TASK REQUIREMENTS. Take the data below and repeat it exactly.

DATA RECORDS.
■ ■ ■

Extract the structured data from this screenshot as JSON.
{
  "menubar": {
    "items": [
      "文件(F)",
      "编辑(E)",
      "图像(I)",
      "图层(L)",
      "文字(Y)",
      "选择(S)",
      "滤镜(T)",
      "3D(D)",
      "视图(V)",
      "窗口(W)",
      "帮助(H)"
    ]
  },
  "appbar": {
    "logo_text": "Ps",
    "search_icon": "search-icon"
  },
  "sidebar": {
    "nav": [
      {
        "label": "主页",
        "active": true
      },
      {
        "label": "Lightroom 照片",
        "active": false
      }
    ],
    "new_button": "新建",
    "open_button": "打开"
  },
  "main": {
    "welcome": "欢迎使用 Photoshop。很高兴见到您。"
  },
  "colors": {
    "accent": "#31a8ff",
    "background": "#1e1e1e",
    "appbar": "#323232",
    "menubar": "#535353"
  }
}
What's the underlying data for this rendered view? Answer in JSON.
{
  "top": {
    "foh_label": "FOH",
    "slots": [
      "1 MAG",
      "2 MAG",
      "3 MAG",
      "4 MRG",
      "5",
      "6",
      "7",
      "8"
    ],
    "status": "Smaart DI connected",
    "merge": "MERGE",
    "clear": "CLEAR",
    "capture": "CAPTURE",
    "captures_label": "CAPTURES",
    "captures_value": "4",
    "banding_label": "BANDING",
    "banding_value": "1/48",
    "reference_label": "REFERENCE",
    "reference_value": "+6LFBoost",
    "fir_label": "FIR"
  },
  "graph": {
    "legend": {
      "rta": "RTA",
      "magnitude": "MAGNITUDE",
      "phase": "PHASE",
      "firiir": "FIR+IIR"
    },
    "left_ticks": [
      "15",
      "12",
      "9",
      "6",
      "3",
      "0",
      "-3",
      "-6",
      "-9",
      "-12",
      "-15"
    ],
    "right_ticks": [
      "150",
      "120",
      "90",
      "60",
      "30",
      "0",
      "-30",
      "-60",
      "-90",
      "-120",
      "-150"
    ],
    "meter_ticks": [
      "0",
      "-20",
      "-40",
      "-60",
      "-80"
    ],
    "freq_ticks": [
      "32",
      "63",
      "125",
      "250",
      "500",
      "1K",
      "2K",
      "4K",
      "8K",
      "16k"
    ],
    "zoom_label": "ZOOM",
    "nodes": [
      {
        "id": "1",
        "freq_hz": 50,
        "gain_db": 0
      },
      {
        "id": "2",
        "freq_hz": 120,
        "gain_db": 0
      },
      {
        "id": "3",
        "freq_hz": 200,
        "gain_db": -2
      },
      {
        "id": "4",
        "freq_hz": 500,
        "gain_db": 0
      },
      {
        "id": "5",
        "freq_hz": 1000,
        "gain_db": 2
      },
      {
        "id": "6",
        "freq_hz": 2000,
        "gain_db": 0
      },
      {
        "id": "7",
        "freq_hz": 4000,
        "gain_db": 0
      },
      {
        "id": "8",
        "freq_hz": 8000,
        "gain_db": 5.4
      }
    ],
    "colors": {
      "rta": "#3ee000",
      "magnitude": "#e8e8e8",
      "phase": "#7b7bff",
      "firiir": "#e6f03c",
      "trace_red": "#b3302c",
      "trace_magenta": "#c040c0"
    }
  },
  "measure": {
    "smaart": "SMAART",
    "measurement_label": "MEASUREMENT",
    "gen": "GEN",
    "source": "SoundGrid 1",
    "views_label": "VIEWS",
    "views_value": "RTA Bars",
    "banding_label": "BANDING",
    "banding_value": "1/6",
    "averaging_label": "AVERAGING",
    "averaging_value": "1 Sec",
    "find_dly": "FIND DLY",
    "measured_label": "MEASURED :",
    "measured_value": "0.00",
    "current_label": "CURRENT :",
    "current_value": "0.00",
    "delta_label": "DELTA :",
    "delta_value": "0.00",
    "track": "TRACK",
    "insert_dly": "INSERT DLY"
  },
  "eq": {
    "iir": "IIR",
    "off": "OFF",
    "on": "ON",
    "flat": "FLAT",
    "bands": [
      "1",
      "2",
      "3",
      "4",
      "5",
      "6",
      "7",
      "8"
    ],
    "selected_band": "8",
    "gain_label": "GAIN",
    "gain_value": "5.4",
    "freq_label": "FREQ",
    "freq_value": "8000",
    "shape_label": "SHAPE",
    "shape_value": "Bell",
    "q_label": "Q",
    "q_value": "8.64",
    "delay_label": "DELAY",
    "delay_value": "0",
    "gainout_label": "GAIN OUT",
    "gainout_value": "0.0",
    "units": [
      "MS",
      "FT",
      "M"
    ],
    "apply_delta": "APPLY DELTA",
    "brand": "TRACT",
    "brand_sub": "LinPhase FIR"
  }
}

■ ■ ■

FINISHED EXERCISE.
Extract the structured data from this screenshot as JSON.
{
  "menubar": {
    "items": [
      "文件(F)",
      "编辑(E)",
      "图像(I)",
      "图层(L)",
      "文字(Y)",
      "选择(S)",
      "滤镜(T)",
      "3D(D)",
      "视图(V)",
      "窗口(W)",
      "帮助(H)"
    ]
  },
  "appbar": {
    "logo_text": "Ps",
    "search_icon": "search-icon"
  },
  "sidebar": {
    "nav": [
      {
        "label": "主页",
        "active": true
      },
      {
        "label": "Lightroom 照片",
        "active": false
      }
    ],
    "new_button": "新建",
    "open_button": "打开"
  },
  "main": {
    "welcome": "欢迎使用 Photoshop。很高兴见到您。"
  },
  "colors": {
    "accent": "#31a8ff",
    "background": "#1e1e1e",
    "appbar": "#323232",
    "menubar": "#535353"
  }
}
What's the underlying data for this rendered view? Answer in JSON.
{
  "top": {
    "foh_label": "FOH",
    "slots": [
      "1 MAG",
      "2 MAG",
      "3 MAG",
      "4 MRG",
      "5",
      "6",
      "7",
      "8"
    ],
    "status": "Smaart DI connected",
    "merge": "MERGE",
    "clear": "CLEAR",
    "capture": "CAPTURE",
    "captures_label": "CAPTURES",
    "captures_value": "4",
    "banding_label": "BANDING",
    "banding_value": "1/48",
    "reference_label": "REFERENCE",
    "reference_value": "+6LFBoost",
    "fir_label": "FIR"
  },
  "graph": {
    "legend": {
      "rta": "RTA",
      "magnitude": "MAGNITUDE",
      "phase": "PHASE",
      "firiir": "FIR+IIR"
    },
    "left_ticks": [
      "15",
      "12",
      "9",
      "6",
      "3",
      "0",
      "-3",
      "-6",
      "-9",
      "-12",
      "-15"
    ],
    "right_ticks": [
      "150",
      "120",
      "90",
      "60",
      "30",
      "0",
      "-30",
      "-60",
      "-90",
      "-120",
      "-150"
    ],
    "meter_ticks": [
      "0",
      "-20",
      "-40",
      "-60",
      "-80"
    ],
    "freq_ticks": [
      "32",
      "63",
      "125",
      "250",
      "500",
      "1K",
      "2K",
      "4K",
      "8K",
      "16k"
    ],
    "zoom_label": "ZOOM",
    "nodes": [
      {
        "id": "1",
        "freq_hz": 50,
        "gain_db": 0
      },
      {
        "id": "2",
        "freq_hz": 120,
        "gain_db": 0
      },
      {
        "id": "3",
        "freq_hz": 200,
        "gain_db": -2
      },
      {
        "id": "4",
        "freq_hz": 500,
        "gain_db": 0
      },
      {
        "id": "5",
        "freq_hz": 1000,
        "gain_db": 2
      },
      {
        "id": "6",
        "freq_hz": 2000,
        "gain_db": 0
      },
      {
        "id": "7",
        "freq_hz": 4000,
        "gain_db": 0
      },
      {
        "id": "8",
        "freq_hz": 8000,
        "gain_db": 5.4
      }
    ],
    "colors": {
      "rta": "#3ee000",
      "magnitude": "#e8e8e8",
      "phase": "#7b7bff",
      "firiir": "#e6f03c",
      "trace_red": "#b3302c",
      "trace_magenta": "#c040c0"
    }
  },
  "measure": {
    "smaart": "SMAART",
    "measurement_label": "MEASUREMENT",
    "gen": "GEN",
    "source": "SoundGrid 1",
    "views_label": "VIEWS",
    "views_value": "RTA Bars",
    "banding_label": "BANDING",
    "banding_value": "1/6",
    "averaging_label": "AVERAGING",
    "averaging_value": "1 Sec",
    "find_dly": "FIND DLY",
    "measured_label": "MEASURED :",
    "measured_value": "0.00",
    "current_label": "CURRENT :",
    "current_value": "0.00",
    "delta_label": "DELTA :",
    "delta_value": "0.00",
    "track": "TRACK",
    "insert_dly": "INSERT DLY"
  },
  "eq": {
    "iir": "IIR",
    "off": "OFF",
    "on": "ON",
    "flat": "FLAT",
    "bands": [
      "1",
      "2",
      "3",
      "4",
      "5",
      "6",
      "7",
      "8"
    ],
    "selected_band": "8",
    "gain_label": "GAIN",
    "gain_value": "5.4",
    "freq_label": "FREQ",
    "freq_value": "8000",
    "shape_label": "SHAPE",
    "shape_value": "Bell",
    "q_label": "Q",
    "q_value": "8.64",
    "delay_label": "DELAY",
    "delay_value": "0",
    "gainout_label": "GAIN OUT",
    "gainout_value": "0.0",
    "units": [
      "MS",
      "FT",
      "M"
    ],
    "apply_delta": "APPLY DELTA",
    "brand": "TRACT",
    "brand_sub": "LinPhase FIR"
  }
}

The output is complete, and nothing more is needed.